■ TASK DIRECTIONS ■
Scan the lines below; pull out those with "this".

[START]

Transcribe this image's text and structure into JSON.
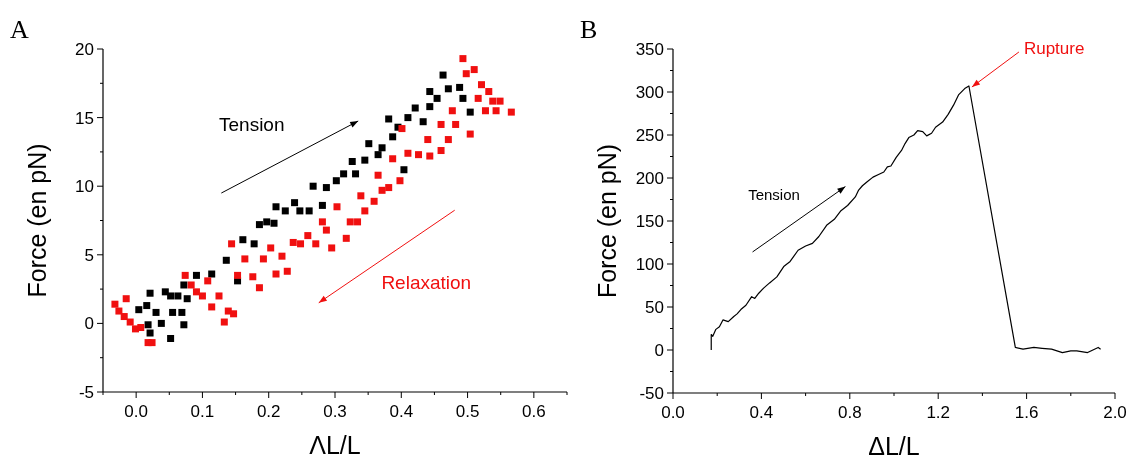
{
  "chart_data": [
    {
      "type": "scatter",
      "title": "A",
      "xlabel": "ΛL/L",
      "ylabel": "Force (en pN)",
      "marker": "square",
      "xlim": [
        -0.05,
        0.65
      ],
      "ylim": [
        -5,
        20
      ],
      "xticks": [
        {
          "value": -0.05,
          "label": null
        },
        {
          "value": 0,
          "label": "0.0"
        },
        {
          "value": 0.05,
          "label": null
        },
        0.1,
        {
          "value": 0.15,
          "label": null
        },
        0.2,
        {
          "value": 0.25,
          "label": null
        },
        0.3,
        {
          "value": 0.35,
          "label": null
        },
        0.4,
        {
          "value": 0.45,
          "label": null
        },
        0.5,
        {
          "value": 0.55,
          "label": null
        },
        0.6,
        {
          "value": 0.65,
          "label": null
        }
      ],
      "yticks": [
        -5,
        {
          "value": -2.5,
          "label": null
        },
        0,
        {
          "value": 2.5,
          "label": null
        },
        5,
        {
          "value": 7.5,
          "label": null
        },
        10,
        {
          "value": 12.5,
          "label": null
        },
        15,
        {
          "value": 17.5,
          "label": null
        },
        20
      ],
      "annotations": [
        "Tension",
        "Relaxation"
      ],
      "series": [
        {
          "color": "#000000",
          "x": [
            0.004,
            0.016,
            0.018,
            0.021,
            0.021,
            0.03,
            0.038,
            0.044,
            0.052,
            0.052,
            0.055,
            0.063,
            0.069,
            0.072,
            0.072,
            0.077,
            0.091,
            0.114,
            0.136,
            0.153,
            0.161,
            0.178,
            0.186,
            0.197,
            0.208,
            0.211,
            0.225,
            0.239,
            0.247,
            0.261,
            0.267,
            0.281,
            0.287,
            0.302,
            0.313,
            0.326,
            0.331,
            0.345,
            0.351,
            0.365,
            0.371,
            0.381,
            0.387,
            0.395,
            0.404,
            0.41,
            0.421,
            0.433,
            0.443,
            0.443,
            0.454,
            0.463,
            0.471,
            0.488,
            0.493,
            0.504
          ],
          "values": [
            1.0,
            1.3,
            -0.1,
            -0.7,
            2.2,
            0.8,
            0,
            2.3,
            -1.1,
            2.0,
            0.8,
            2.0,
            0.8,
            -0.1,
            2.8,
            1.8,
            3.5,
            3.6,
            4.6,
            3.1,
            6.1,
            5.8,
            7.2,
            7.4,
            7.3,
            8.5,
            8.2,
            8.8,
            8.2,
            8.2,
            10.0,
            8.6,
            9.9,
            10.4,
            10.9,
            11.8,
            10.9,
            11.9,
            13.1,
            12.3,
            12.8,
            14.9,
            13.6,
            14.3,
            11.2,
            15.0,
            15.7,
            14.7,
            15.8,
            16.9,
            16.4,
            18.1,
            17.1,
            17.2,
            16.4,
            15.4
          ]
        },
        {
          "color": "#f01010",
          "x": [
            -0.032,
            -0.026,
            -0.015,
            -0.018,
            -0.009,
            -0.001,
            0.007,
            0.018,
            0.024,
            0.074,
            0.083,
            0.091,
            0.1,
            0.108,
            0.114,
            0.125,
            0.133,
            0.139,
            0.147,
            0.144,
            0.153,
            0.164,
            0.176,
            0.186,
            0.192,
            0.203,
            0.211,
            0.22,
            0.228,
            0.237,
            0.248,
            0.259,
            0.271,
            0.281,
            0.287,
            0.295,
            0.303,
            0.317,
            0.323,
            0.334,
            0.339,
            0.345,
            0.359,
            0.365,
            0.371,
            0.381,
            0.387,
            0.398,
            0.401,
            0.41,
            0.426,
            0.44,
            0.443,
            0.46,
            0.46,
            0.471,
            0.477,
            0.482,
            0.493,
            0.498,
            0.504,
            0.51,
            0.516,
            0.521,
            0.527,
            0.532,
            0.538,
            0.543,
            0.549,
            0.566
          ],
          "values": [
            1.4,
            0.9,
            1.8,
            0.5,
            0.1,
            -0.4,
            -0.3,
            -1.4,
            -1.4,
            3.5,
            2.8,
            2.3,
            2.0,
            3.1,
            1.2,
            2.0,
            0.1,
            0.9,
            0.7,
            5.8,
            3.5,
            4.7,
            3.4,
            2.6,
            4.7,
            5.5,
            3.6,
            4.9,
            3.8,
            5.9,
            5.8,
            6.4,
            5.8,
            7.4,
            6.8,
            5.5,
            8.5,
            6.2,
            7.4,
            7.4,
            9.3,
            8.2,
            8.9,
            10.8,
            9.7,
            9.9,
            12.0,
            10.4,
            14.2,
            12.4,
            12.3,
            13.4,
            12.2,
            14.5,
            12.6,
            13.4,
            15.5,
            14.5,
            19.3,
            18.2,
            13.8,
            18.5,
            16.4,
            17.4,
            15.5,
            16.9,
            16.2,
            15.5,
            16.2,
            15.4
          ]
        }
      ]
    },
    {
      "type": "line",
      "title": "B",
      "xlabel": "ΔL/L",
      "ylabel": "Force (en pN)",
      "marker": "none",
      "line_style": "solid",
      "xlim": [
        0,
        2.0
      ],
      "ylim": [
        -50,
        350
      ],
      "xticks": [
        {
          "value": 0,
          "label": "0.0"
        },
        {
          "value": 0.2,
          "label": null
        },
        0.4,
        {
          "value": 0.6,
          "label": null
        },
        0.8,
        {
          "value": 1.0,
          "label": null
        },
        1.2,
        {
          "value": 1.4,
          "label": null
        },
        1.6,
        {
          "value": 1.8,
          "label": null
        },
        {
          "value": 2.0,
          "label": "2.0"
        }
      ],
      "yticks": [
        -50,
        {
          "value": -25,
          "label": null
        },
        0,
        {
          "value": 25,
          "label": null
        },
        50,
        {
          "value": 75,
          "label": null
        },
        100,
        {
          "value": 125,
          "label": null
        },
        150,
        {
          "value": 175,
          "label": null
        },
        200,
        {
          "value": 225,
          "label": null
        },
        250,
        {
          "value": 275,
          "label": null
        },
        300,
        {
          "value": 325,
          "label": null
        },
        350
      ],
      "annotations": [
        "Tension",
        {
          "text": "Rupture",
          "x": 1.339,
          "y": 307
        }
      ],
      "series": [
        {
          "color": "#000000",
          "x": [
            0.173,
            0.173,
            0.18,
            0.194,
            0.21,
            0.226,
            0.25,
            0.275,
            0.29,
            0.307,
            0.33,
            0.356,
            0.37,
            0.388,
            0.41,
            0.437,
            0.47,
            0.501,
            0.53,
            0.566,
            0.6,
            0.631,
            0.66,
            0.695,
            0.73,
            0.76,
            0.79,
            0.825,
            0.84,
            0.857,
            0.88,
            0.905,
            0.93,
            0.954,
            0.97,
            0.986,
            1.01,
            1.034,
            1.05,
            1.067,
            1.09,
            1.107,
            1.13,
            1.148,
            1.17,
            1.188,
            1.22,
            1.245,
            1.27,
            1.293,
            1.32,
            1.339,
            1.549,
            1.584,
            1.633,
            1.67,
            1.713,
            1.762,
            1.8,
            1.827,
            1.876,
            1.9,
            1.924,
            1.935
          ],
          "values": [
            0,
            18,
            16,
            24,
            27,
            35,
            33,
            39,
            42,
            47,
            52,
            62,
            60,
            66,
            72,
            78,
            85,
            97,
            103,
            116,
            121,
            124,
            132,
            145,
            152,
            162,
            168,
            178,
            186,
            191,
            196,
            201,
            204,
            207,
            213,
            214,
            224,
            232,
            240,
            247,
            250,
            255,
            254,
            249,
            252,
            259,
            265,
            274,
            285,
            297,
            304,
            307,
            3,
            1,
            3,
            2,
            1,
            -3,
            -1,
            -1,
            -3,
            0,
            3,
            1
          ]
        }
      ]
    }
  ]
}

[END]
[START]

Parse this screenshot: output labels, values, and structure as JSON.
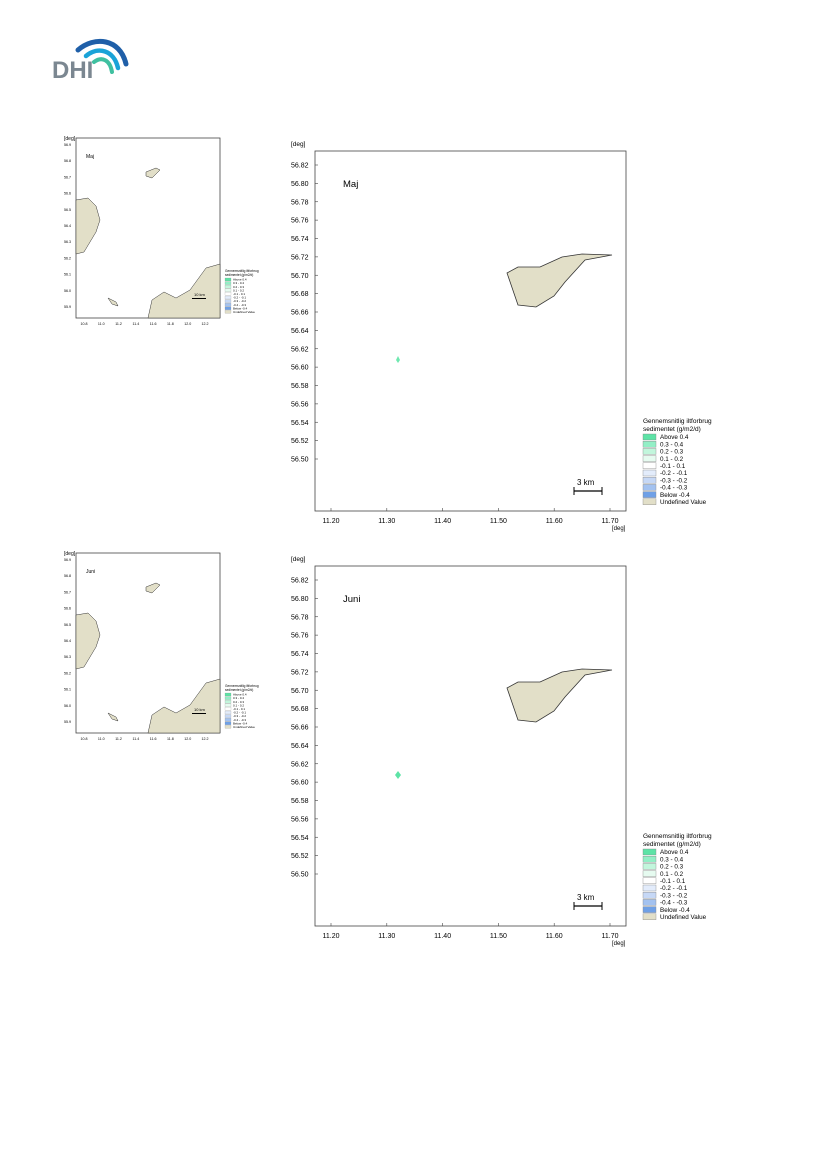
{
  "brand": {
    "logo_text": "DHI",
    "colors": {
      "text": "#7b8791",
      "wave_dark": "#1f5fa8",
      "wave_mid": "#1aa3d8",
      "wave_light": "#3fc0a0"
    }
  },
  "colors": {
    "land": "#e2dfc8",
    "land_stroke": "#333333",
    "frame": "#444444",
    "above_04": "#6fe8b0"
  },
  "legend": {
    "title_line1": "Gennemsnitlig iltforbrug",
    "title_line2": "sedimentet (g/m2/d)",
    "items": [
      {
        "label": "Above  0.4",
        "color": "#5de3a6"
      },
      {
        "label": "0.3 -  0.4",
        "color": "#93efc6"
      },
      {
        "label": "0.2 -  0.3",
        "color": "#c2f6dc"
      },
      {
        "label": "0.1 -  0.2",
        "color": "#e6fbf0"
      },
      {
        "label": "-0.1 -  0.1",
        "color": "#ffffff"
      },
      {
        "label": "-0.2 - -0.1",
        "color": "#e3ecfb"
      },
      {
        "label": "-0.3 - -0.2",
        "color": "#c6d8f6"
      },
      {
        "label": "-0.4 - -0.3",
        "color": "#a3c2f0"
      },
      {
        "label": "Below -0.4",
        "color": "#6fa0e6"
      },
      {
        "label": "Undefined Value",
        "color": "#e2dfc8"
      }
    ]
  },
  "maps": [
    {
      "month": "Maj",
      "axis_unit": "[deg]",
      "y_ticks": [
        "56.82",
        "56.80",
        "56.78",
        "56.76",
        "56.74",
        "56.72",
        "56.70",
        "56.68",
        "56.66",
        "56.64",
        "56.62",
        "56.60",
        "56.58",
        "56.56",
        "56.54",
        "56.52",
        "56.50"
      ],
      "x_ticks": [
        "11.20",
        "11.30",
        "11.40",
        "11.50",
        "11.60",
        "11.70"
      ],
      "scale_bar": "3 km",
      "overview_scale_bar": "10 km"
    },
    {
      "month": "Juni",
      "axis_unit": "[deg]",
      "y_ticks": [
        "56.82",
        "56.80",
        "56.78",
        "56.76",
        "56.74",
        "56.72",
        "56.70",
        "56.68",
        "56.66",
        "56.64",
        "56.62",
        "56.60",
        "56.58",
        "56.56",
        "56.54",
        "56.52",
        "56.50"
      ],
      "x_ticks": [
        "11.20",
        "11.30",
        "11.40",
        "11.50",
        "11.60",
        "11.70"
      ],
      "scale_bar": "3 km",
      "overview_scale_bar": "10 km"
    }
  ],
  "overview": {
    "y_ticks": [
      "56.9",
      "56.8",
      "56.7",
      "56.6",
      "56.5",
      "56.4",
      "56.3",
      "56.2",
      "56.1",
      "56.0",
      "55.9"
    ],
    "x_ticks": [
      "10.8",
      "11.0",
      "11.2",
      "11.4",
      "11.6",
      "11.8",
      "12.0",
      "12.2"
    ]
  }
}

[END]

■ REPLY TO THE EXERCISE ■
Transcribe this image's text and structure into JSON.
Parse this screenshot: output labels, values, and structure as JSON.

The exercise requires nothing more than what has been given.